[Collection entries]
++++++
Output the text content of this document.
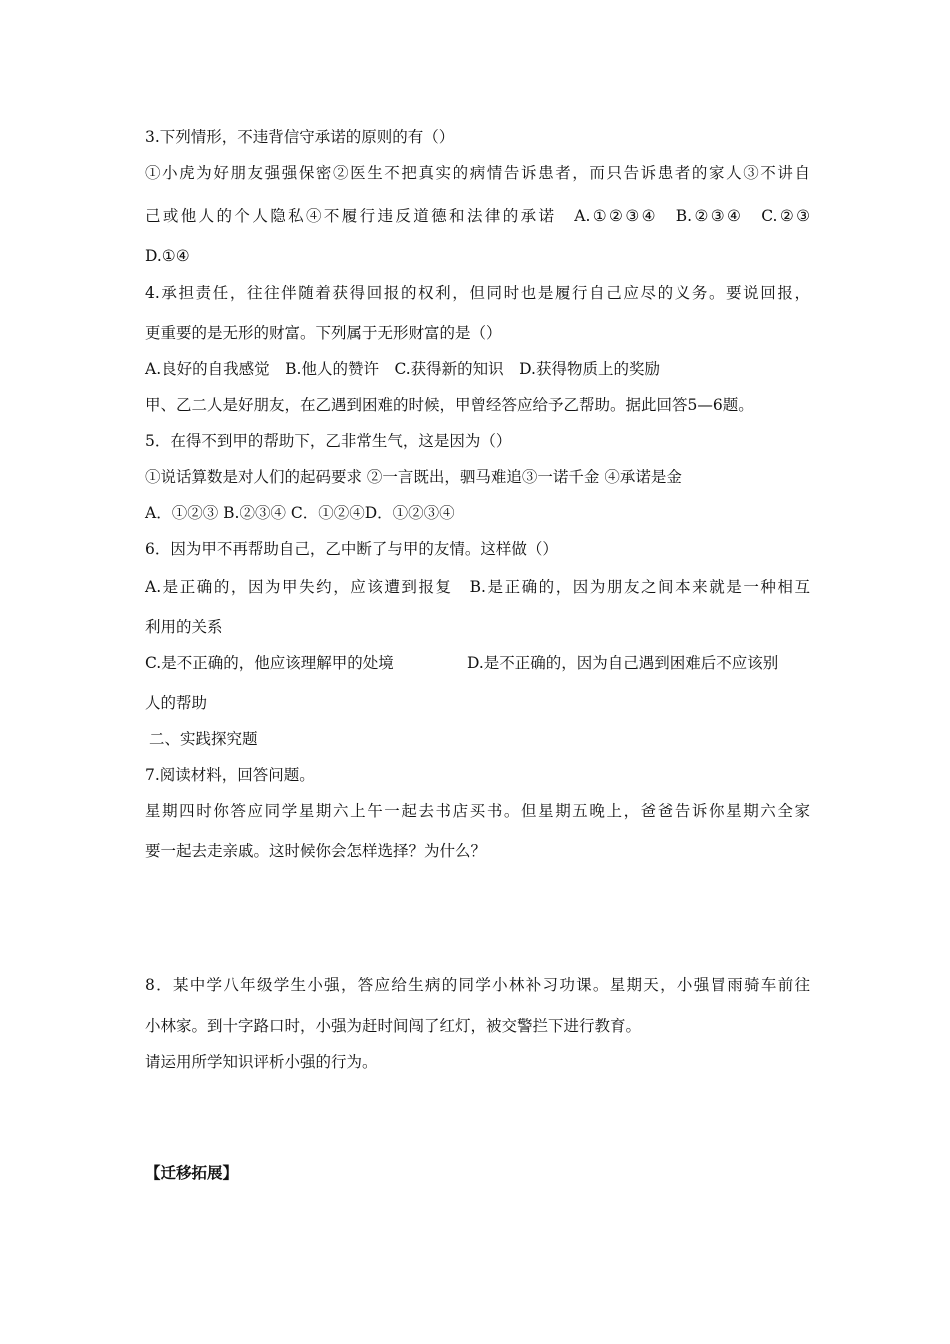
3.下列情形，不违背信守承诺的原则的有（）
①小虎为好朋友强强保密②医生不把真实的病情告诉患者，而只告诉患者的家人③不讲自
己或他人的个人隐私④不履行违反道德和法律的承诺　A.①②③④　B.②③④　C.②③
D.①④
4.承担责任，往往伴随着获得回报的权利，但同时也是履行自己应尽的义务。要说回报，
更重要的是无形的财富。下列属于无形财富的是（）
A.良好的自我感觉　B.他人的赞许　C.获得新的知识　D.获得物质上的奖励
甲、乙二人是好朋友，在乙遇到困难的时候，甲曾经答应给予乙帮助。据此回答5—6题。
5．在得不到甲的帮助下，乙非常生气，这是因为（）
①说话算数是对人们的起码要求 ②一言既出，驷马难追③一诺千金 ④承诺是金
A．①②③ B.②③④ C．①②④D．①②③④
6．因为甲不再帮助自己，乙中断了与甲的友情。这样做（）
A.是正确的，因为甲失约，应该遭到报复　B.是正确的，因为朋友之间本来就是一种相互
利用的关系
C.是不正确的，他应该理解甲的处境	D.是不正确的，因为自己遇到困难后不应该别
人的帮助
二、实践探究题
7.阅读材料，回答问题。
星期四时你答应同学星期六上午一起去书店买书。但星期五晚上，爸爸告诉你星期六全家
要一起去走亲戚。这时候你会怎样选择？为什么？
8．某中学八年级学生小强，答应给生病的同学小林补习功课。星期天，小强冒雨骑车前往
小林家。到十字路口时，小强为赶时间闯了红灯，被交警拦下进行教育。
请运用所学知识评析小强的行为。
【迁移拓展】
++++++
Challenge -> Quote the preceding records in their entirety, excluding every picture.

Result of the exercise ->
Output the text content of this document.
3.下列情形，不违背信守承诺的原则的有（）
①小虎为好朋友强强保密②医生不把真实的病情告诉患者，而只告诉患者的家人③不讲自
己或他人的个人隐私④不履行违反道德和法律的承诺　A.①②③④　B.②③④　C.②③
D.①④
4.承担责任，往往伴随着获得回报的权利，但同时也是履行自己应尽的义务。要说回报，
更重要的是无形的财富。下列属于无形财富的是（）
A.良好的自我感觉　B.他人的赞许　C.获得新的知识　D.获得物质上的奖励
甲、乙二人是好朋友，在乙遇到困难的时候，甲曾经答应给予乙帮助。据此回答5—6题。
5．在得不到甲的帮助下，乙非常生气，这是因为（）
①说话算数是对人们的起码要求 ②一言既出，驷马难追③一诺千金 ④承诺是金
A．①②③ B.②③④ C．①②④D．①②③④
6．因为甲不再帮助自己，乙中断了与甲的友情。这样做（）
A.是正确的，因为甲失约，应该遭到报复　B.是正确的，因为朋友之间本来就是一种相互
利用的关系
C.是不正确的，他应该理解甲的处境	D.是不正确的，因为自己遇到困难后不应该别
人的帮助
二、实践探究题
7.阅读材料，回答问题。
星期四时你答应同学星期六上午一起去书店买书。但星期五晚上，爸爸告诉你星期六全家
要一起去走亲戚。这时候你会怎样选择？为什么？
8．某中学八年级学生小强，答应给生病的同学小林补习功课。星期天，小强冒雨骑车前往
小林家。到十字路口时，小强为赶时间闯了红灯，被交警拦下进行教育。
请运用所学知识评析小强的行为。
【迁移拓展】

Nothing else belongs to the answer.